Stored data:
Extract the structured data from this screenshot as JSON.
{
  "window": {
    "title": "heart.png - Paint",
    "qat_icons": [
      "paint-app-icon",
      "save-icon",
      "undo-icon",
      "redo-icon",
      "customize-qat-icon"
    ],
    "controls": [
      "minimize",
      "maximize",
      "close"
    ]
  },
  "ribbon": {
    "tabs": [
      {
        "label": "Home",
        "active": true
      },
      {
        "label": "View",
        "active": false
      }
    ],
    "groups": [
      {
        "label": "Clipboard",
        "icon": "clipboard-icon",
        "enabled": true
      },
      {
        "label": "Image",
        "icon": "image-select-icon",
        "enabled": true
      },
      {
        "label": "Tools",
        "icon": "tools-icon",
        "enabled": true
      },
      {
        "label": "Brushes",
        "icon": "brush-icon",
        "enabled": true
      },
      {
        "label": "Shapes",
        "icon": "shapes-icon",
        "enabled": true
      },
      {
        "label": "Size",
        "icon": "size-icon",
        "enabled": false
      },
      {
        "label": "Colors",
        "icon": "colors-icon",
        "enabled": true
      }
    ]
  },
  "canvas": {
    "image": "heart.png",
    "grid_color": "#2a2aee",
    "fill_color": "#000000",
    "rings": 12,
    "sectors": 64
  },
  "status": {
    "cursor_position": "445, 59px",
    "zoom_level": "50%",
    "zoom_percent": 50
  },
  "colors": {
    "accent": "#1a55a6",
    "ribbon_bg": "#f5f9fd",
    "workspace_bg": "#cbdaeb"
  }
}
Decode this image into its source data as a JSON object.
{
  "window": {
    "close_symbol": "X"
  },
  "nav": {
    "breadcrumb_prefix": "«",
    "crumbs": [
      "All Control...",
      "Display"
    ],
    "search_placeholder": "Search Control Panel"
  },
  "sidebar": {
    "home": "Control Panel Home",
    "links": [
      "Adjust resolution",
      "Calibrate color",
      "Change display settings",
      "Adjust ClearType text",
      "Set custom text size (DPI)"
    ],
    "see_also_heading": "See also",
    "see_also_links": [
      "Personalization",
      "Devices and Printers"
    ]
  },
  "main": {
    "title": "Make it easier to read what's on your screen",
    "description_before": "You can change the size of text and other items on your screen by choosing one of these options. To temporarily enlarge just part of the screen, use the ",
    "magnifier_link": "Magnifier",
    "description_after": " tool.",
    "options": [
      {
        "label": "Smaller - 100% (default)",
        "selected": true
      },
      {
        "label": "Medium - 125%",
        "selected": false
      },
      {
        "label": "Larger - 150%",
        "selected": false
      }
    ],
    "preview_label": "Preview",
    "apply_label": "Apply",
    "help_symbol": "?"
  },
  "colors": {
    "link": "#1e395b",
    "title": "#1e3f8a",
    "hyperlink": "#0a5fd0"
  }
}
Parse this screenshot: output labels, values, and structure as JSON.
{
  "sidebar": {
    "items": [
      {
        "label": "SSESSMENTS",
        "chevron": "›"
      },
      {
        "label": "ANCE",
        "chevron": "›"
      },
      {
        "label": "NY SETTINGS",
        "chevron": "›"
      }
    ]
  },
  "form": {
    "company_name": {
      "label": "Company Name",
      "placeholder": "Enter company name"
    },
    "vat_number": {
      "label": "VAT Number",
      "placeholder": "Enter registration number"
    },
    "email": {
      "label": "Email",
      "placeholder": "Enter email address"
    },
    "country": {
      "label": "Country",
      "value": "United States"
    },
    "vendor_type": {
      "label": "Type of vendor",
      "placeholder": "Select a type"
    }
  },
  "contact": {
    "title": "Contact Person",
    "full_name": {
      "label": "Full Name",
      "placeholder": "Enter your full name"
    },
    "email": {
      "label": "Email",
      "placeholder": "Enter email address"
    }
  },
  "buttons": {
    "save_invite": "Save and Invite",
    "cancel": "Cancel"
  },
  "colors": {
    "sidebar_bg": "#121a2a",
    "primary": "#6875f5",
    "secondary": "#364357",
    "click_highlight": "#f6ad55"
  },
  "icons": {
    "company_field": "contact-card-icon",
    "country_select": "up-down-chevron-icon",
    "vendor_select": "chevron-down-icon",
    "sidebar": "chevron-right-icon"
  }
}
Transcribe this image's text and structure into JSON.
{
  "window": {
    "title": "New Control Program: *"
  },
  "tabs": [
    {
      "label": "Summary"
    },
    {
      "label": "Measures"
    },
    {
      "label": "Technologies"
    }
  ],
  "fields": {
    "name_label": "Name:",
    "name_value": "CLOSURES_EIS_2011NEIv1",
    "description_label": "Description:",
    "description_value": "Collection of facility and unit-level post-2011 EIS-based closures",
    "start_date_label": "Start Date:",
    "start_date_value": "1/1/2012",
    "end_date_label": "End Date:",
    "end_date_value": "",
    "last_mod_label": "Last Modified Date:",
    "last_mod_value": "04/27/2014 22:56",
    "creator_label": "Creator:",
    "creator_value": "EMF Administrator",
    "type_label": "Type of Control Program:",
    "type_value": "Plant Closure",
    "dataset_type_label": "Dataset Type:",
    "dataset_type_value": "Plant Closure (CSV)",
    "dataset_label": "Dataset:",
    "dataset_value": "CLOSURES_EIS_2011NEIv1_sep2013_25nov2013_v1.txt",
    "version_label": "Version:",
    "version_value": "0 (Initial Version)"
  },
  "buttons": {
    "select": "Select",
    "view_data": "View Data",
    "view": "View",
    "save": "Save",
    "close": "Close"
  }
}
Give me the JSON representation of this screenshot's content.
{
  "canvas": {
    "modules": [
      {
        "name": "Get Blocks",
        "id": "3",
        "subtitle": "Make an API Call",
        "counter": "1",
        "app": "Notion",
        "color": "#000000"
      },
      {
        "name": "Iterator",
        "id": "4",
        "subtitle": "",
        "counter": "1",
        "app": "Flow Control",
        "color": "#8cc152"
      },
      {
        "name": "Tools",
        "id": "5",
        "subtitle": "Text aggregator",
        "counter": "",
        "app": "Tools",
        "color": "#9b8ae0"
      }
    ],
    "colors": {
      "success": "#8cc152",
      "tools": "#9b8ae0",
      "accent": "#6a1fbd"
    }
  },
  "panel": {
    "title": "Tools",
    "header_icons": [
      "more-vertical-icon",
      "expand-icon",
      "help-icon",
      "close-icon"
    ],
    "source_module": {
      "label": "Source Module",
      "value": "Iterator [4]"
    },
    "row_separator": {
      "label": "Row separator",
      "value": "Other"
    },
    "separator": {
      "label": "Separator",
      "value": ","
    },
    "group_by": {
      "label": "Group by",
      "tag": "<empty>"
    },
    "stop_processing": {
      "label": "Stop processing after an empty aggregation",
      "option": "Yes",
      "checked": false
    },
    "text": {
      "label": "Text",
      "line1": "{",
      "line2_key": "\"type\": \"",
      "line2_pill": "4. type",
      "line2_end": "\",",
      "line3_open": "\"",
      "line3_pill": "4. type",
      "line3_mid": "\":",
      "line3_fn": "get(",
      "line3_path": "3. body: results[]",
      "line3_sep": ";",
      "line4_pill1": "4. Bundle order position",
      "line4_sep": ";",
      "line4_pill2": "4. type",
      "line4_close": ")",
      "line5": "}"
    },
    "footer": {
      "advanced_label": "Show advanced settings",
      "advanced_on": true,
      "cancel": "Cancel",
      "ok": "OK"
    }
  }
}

**Exercise goal:**
Return each line of the data that contains the string "Enter".

**Task output:**
      "placeholder": "Enter company name"
      "placeholder": "Enter registration number"
      "placeholder": "Enter email address"
      "placeholder": "Enter your full name"
      "placeholder": "Enter email address"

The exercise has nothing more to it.